-- Entries shown start --

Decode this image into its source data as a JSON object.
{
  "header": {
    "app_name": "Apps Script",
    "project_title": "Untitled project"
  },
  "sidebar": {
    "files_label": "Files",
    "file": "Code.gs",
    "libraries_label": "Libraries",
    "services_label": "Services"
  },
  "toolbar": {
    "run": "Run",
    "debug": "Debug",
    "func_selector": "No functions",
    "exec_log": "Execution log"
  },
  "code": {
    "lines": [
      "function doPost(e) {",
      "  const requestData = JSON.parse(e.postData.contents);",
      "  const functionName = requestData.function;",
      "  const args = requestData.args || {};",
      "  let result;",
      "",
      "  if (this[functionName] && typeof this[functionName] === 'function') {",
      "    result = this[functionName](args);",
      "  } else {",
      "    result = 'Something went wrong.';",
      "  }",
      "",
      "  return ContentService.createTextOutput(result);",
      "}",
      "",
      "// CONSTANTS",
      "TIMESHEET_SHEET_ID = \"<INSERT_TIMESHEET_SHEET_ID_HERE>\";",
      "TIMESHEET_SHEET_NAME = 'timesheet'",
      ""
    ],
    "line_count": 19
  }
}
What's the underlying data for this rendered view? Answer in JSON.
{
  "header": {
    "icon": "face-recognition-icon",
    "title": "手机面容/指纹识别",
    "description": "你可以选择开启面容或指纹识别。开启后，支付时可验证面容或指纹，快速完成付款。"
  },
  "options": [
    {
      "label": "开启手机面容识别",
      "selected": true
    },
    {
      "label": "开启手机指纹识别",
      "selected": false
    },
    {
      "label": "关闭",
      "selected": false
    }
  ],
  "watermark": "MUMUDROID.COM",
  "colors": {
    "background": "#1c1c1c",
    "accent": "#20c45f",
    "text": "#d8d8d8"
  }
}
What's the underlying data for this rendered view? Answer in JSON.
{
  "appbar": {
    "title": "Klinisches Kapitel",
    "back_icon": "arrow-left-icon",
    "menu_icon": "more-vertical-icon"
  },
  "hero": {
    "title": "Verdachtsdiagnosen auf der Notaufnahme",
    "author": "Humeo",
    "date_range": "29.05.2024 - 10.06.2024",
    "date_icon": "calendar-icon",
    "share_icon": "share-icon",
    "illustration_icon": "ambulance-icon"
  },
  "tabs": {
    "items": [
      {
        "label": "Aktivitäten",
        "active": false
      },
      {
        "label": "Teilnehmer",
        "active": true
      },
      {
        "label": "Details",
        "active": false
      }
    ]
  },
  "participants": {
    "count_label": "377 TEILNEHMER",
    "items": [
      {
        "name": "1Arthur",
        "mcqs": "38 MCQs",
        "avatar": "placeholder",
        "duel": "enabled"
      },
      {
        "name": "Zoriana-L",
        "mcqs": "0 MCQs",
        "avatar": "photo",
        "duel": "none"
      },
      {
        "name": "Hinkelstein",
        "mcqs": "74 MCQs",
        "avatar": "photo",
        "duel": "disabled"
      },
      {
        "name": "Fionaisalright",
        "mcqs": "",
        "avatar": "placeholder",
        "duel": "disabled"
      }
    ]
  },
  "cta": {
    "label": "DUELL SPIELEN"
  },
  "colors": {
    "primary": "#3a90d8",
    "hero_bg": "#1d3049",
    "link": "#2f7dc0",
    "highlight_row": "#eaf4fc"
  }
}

-- Entries shown end --

Stated goal: Copy every line from the entries that contains the word "this".

Result of the task:
Decode this image into its source data as a JSON object.
      "  if (this[functionName] && typeof this[functionName] === 'function') {",
      "    result = this[functionName](args);",
What's the underlying data for this rendered view? Answer in JSON.
What's the underlying data for this rendered view? Answer in JSON.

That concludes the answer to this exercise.